WRITTEN INSTRUCTION.
Below are some records. How many of their lines contain the string "Comercialización"? Give the number only.

[Records from a dataset]
——————————

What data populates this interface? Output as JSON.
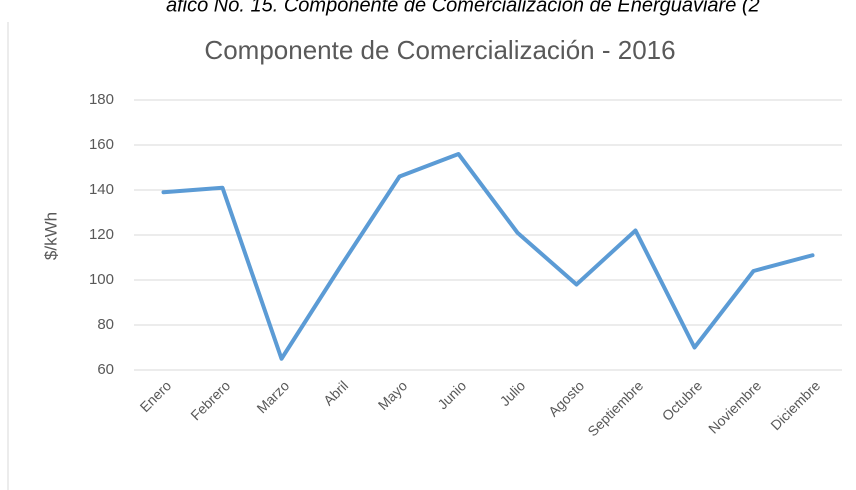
{
  "caption": "áfico No. 15. Componente de Comercialización de Energuaviare (2",
  "chart_data": {
    "type": "line",
    "title": "Componente de Comercialización - 2016",
    "y_label": "$/kWh",
    "categories": [
      "Enero",
      "Febrero",
      "Marzo",
      "Abril",
      "Mayo",
      "Junio",
      "Julio",
      "Agosto",
      "Septiembre",
      "Octubre",
      "Noviembre",
      "Diciembre"
    ],
    "series": [
      {
        "name": "Componente de Comercialización",
        "color": "#5b9bd5",
        "values": [
          139,
          141,
          65,
          106,
          146,
          156,
          121,
          98,
          122,
          70,
          104,
          111
        ]
      }
    ],
    "ylim": [
      60,
      180
    ],
    "yticks": [
      60,
      80,
      100,
      120,
      140,
      160,
      180
    ],
    "grid": true
  }
}
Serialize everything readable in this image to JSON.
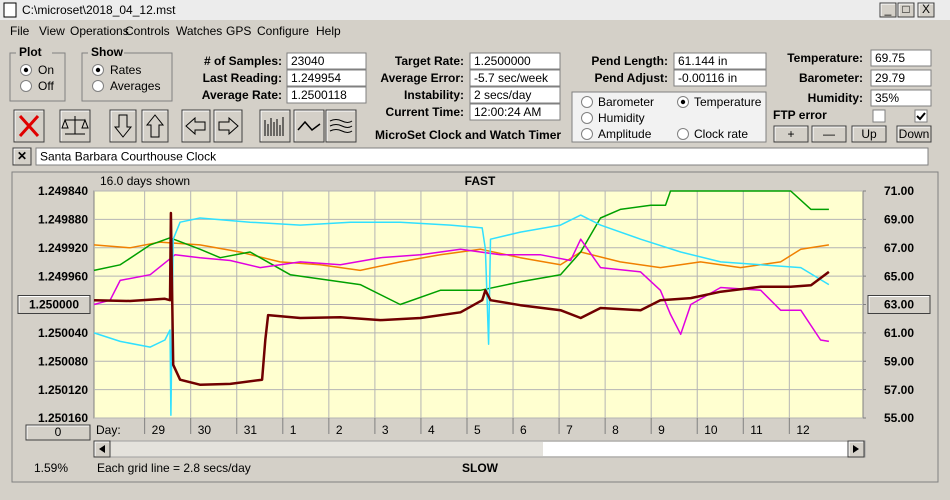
{
  "window": {
    "title": "C:\\microset\\2018_04_12.mst",
    "menu": [
      "File",
      "View",
      "Operations",
      "Controls",
      "Watches",
      "GPS",
      "Configure",
      "Help"
    ]
  },
  "plot_group": {
    "title": "Plot",
    "options": [
      "On",
      "Off"
    ],
    "selected": 0
  },
  "show_group": {
    "title": "Show",
    "options": [
      "Rates",
      "Averages"
    ],
    "selected": 0
  },
  "stats": [
    {
      "label": "# of Samples:",
      "value": "23040"
    },
    {
      "label": "Last Reading:",
      "value": "1.249954"
    },
    {
      "label": "Average Rate:",
      "value": "1.2500118"
    }
  ],
  "timing": [
    {
      "label": "Target Rate:",
      "value": "1.2500000"
    },
    {
      "label": "Average Error:",
      "value": "-5.7 sec/week"
    },
    {
      "label": "Instability:",
      "value": "2 secs/day"
    },
    {
      "label": "Current Time:",
      "value": "12:00:24 AM"
    }
  ],
  "pendulum": [
    {
      "label": "Pend Length:",
      "value": "61.144 in"
    },
    {
      "label": "Pend Adjust:",
      "value": "-0.00116 in"
    }
  ],
  "environment": [
    {
      "label": "Temperature:",
      "value": "69.75"
    },
    {
      "label": "Barometer:",
      "value": "29.79"
    },
    {
      "label": "Humidity:",
      "value": "35%"
    }
  ],
  "ftp_label": "FTP error",
  "adjust_buttons": [
    "+",
    "—",
    "Up",
    "Down"
  ],
  "app_name": "MicroSet Clock and Watch Timer",
  "clock_name": "Santa Barbara Courthouse Clock",
  "chart_data": {
    "type": "line",
    "days_shown": "16.0 days shown",
    "top_label": "FAST",
    "bottom_label": "SLOW",
    "x_label": "Day:",
    "grid_note": "Each grid line = 2.8 secs/day",
    "zoom_button": "0",
    "percent": "1.59%",
    "selected": 1,
    "grid": true,
    "xlim": [
      0,
      16.7
    ],
    "xticks": [
      {
        "value": 1.1,
        "label": "29"
      },
      {
        "value": 2.1,
        "label": "30"
      },
      {
        "value": 3.1,
        "label": "31"
      },
      {
        "value": 4.1,
        "label": "1"
      },
      {
        "value": 5.1,
        "label": "2"
      },
      {
        "value": 6.1,
        "label": "3"
      },
      {
        "value": 7.1,
        "label": "4"
      },
      {
        "value": 8.1,
        "label": "5"
      },
      {
        "value": 9.1,
        "label": "6"
      },
      {
        "value": 10.1,
        "label": "7"
      },
      {
        "value": 11.1,
        "label": "8"
      },
      {
        "value": 12.1,
        "label": "9"
      },
      {
        "value": 13.1,
        "label": "10"
      },
      {
        "value": 14.1,
        "label": "11"
      },
      {
        "value": 15.1,
        "label": "12"
      }
    ],
    "ylim": [
      1.25016,
      1.24984
    ],
    "yticks": [
      {
        "value": 1.24984,
        "label": "1.249840"
      },
      {
        "value": 1.24988,
        "label": "1.249880"
      },
      {
        "value": 1.24992,
        "label": "1.249920"
      },
      {
        "value": 1.24996,
        "label": "1.249960"
      },
      {
        "value": 1.25,
        "label": "1.250000"
      },
      {
        "value": 1.25004,
        "label": "1.250040"
      },
      {
        "value": 1.25008,
        "label": "1.250080"
      },
      {
        "value": 1.25012,
        "label": "1.250120"
      },
      {
        "value": 1.25016,
        "label": "1.250160"
      }
    ],
    "y2lim": [
      55,
      71
    ],
    "y2ticks": [
      {
        "value": 71,
        "label": "71.00"
      },
      {
        "value": 69,
        "label": "69.00"
      },
      {
        "value": 67,
        "label": "67.00"
      },
      {
        "value": 65,
        "label": "65.00"
      },
      {
        "value": 63,
        "label": "63.00"
      },
      {
        "value": 61,
        "label": "61.00"
      },
      {
        "value": 59,
        "label": "59.00"
      },
      {
        "value": 57,
        "label": "57.00"
      },
      {
        "value": 55,
        "label": "55.00"
      }
    ],
    "series": [
      {
        "name": "Barometer",
        "color": "#f08000",
        "axis": "y2",
        "x": [
          0,
          0.78,
          1.43,
          2.3,
          3.17,
          4.04,
          4.91,
          5.78,
          6.65,
          7.52,
          8.39,
          9.26,
          10.13,
          10.57,
          11.43,
          12.3,
          13.17,
          14.04,
          14.91,
          15.35,
          15.96
        ],
        "values": [
          67.2,
          67.0,
          67.4,
          67.2,
          66.7,
          66.0,
          65.8,
          65.4,
          66.0,
          66.5,
          66.9,
          66.3,
          65.8,
          66.7,
          66.0,
          65.6,
          66.0,
          65.6,
          66.0,
          66.9,
          67.2
        ]
      },
      {
        "name": "Temperature",
        "color": "#00a000",
        "axis": "y2",
        "x": [
          0,
          0.57,
          1.22,
          1.65,
          2.3,
          2.74,
          3.39,
          4.26,
          5.13,
          5.78,
          6.65,
          7.52,
          8.39,
          9.26,
          10.13,
          10.57,
          11,
          11.43,
          12.09,
          12.41,
          12.52,
          13.17,
          15.13,
          15.57,
          15.96
        ],
        "values": [
          65.4,
          65.8,
          67.2,
          67.7,
          66.9,
          66.3,
          66.7,
          65.1,
          64.7,
          64.4,
          63.0,
          64.0,
          64.0,
          64.6,
          65.1,
          66.7,
          69.1,
          69.7,
          70.0,
          70.0,
          71.0,
          71.0,
          71.0,
          69.7,
          69.7
        ]
      },
      {
        "name": "Humidity",
        "color": "#e000e0",
        "axis": "y2",
        "x": [
          0,
          0.35,
          0.57,
          1.22,
          1.76,
          2.3,
          2.96,
          3.61,
          4.48,
          5.35,
          6.22,
          7.09,
          7.96,
          8.83,
          9.7,
          10.35,
          10.57,
          11,
          11.87,
          12.3,
          12.52,
          12.74,
          12.96,
          13.61,
          14.48,
          14.91,
          15.35,
          15.78,
          15.96
        ],
        "values": [
          63.0,
          63.3,
          64.7,
          65.1,
          66.5,
          66.3,
          66.1,
          65.6,
          66.0,
          65.8,
          66.3,
          66.5,
          66.9,
          66.5,
          66.5,
          66.1,
          67.6,
          65.6,
          65.3,
          64.0,
          62.3,
          60.9,
          63.0,
          64.2,
          64.0,
          62.6,
          62.6,
          60.5,
          60.4
        ]
      },
      {
        "name": "Amplitude",
        "color": "#30e0ff",
        "axis": "y2",
        "x": [
          0,
          0.57,
          1.22,
          1.54,
          1.65,
          1.67,
          1.72,
          1.87,
          2.3,
          3.39,
          4.48,
          5.57,
          6.65,
          7.74,
          8.43,
          8.5,
          8.57,
          8.61,
          9.26,
          10.13,
          10.57,
          11,
          11.87,
          12.74,
          13.61,
          14.48,
          15.35,
          15.96
        ],
        "values": [
          61.0,
          60.4,
          60.0,
          60.5,
          61.2,
          55.2,
          67.6,
          68.8,
          69.1,
          68.8,
          68.6,
          68.8,
          68.8,
          68.6,
          68.4,
          66.9,
          60.2,
          67.6,
          68.1,
          68.6,
          69.3,
          68.6,
          67.6,
          66.7,
          66.0,
          65.8,
          65.6,
          64.4
        ]
      },
      {
        "name": "Clock rate",
        "color": "#700000",
        "x": [
          0,
          0.78,
          1.54,
          1.65,
          1.67,
          1.72,
          1.87,
          2.3,
          2.96,
          3.65,
          3.72,
          3.78,
          4.48,
          5.35,
          6.22,
          7.09,
          7.96,
          8.43,
          8.5,
          8.61,
          9.26,
          10.13,
          10.57,
          11,
          11.87,
          12.3,
          12.96,
          13.61,
          14.48,
          15.13,
          15.57,
          15.96
        ],
        "values": [
          1.249994,
          1.249995,
          1.249992,
          1.249994,
          1.249871,
          1.250085,
          1.250106,
          1.250113,
          1.250112,
          1.250106,
          1.25005,
          1.250015,
          1.250019,
          1.250018,
          1.250022,
          1.250019,
          1.250011,
          1.249994,
          1.24998,
          1.249994,
          1.250001,
          1.250008,
          1.250019,
          1.250005,
          1.250008,
          1.249994,
          1.249991,
          1.249982,
          1.249975,
          1.249975,
          1.249973,
          1.249954
        ]
      }
    ]
  }
}
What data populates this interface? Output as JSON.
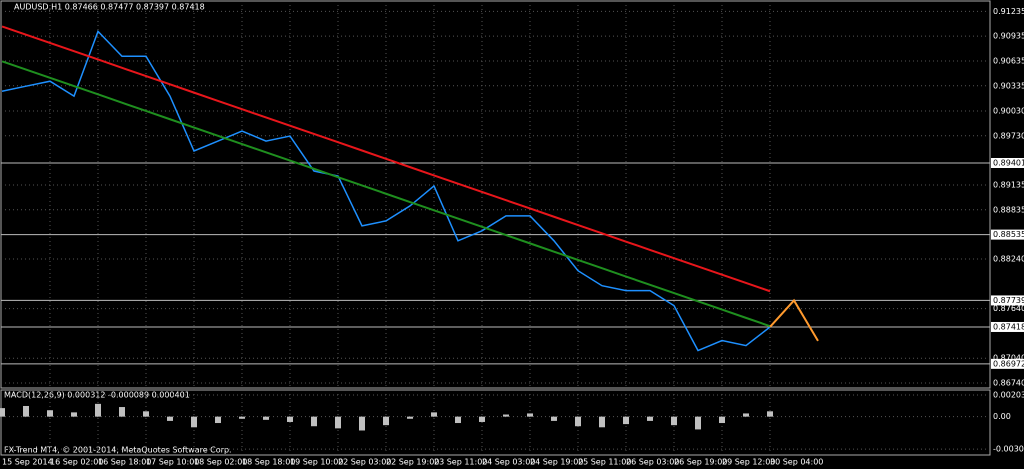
{
  "chart_data": {
    "type": "line",
    "title": "AUDUSD,H1 0.87466 0.87477 0.87397 0.87418",
    "footer": "FX-Trend MT4, © 2001-2014, MetaQuotes Software Corp.",
    "categories": [
      "15 Sep 2014",
      null,
      "16 Sep 02:00",
      null,
      "16 Sep 18:00",
      null,
      "17 Sep 10:00",
      null,
      "18 Sep 02:00",
      null,
      "18 Sep 18:00",
      null,
      "19 Sep 10:00",
      null,
      "22 Sep 03:00",
      null,
      "22 Sep 19:00",
      null,
      "23 Sep 11:00",
      null,
      "24 Sep 03:00",
      null,
      "24 Sep 19:00",
      null,
      "25 Sep 11:00",
      null,
      "26 Sep 03:00",
      null,
      "26 Sep 19:00",
      null,
      "29 Sep 12:00",
      null,
      "30 Sep 04:00",
      null,
      null
    ],
    "ylim": [
      0.8668,
      0.9136
    ],
    "yticks": [
      0.91235,
      0.90935,
      0.90635,
      0.90335,
      {
        "value": 0.9003,
        "label": "0.90030"
      },
      {
        "value": 0.8973,
        "label": "0.89730"
      },
      0.89135,
      0.88835,
      {
        "value": 0.8824,
        "label": "0.88240"
      },
      {
        "value": 0.8764,
        "label": "0.87640"
      },
      {
        "value": 0.8704,
        "label": "0.87040"
      },
      {
        "value": 0.8674,
        "label": "0.86740"
      }
    ],
    "grid": true,
    "levels": [
      0.89401,
      0.88535,
      0.87739,
      0.87418,
      0.86972
    ],
    "series": [
      {
        "color": "#1e90ff",
        "values": [
          0.90269,
          0.9033,
          0.9039,
          0.90209,
          0.90993,
          0.90692,
          0.90692,
          0.90209,
          0.89546,
          0.89666,
          0.89787,
          0.89666,
          0.89727,
          0.89304,
          0.89244,
          0.88641,
          0.88701,
          0.88882,
          0.89123,
          0.8846,
          0.88581,
          0.88762,
          0.88762,
          0.8846,
          0.88098,
          0.87917,
          0.87857,
          0.87857,
          0.87676,
          0.87133,
          0.87254,
          0.87193,
          0.87418,
          null,
          null
        ]
      },
      {
        "color": "#e8161b",
        "values": [
          0.91053,
          0.90953,
          0.90853,
          0.90753,
          0.90653,
          0.90552,
          0.90452,
          0.90352,
          0.90252,
          0.90152,
          0.90052,
          0.89952,
          0.89852,
          0.89752,
          0.89652,
          0.89552,
          0.89451,
          0.89351,
          0.89251,
          0.89151,
          0.89051,
          0.88951,
          0.88851,
          0.88751,
          0.88651,
          0.88551,
          0.8845,
          0.8835,
          0.8825,
          0.8815,
          0.8805,
          0.8795,
          0.8785,
          null,
          null
        ]
      },
      {
        "color": "#1f8f1f",
        "values": [
          0.90631,
          0.90531,
          0.90431,
          0.90331,
          0.90231,
          0.9013,
          0.9003,
          0.8993,
          0.8983,
          0.8973,
          0.8963,
          0.8953,
          0.8943,
          0.8933,
          0.8923,
          0.8913,
          0.89029,
          0.88929,
          0.88829,
          0.88729,
          0.88629,
          0.88529,
          0.88429,
          0.88329,
          0.88229,
          0.88129,
          0.88028,
          0.87928,
          0.87828,
          0.87728,
          0.87628,
          0.87528,
          0.87428,
          null,
          null
        ]
      },
      {
        "color": "#ff9a2e",
        "values": [
          null,
          null,
          null,
          null,
          null,
          null,
          null,
          null,
          null,
          null,
          null,
          null,
          null,
          null,
          null,
          null,
          null,
          null,
          null,
          null,
          null,
          null,
          null,
          null,
          null,
          null,
          null,
          null,
          null,
          null,
          null,
          null,
          0.87418,
          0.87739,
          0.8725
        ]
      }
    ],
    "macd": {
      "label": "MACD(12,26,9) 0.000312 -0.000089 0.000401",
      "ylim": [
        -0.0036,
        0.0025
      ],
      "yticks": [
        0.002036,
        {
          "value": 0,
          "label": "0.00"
        },
        -0.00305
      ],
      "color": "#c0c0c0",
      "values": [
        0.0008,
        0.001,
        0.0006,
        0.0004,
        0.0012,
        0.0009,
        0.0005,
        -0.0004,
        -0.001,
        -0.0006,
        -0.0002,
        -0.0003,
        -0.0005,
        -0.0009,
        -0.0011,
        -0.0013,
        -0.0008,
        -0.0002,
        0.0004,
        -0.0006,
        -0.0005,
        0.0002,
        0.0003,
        -0.0004,
        -0.0009,
        -0.001,
        -0.0007,
        -0.0004,
        -0.0008,
        -0.0012,
        -0.0006,
        0.0003,
        0.0005,
        null,
        null
      ]
    }
  }
}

——————————

TASK SOLUTION.
3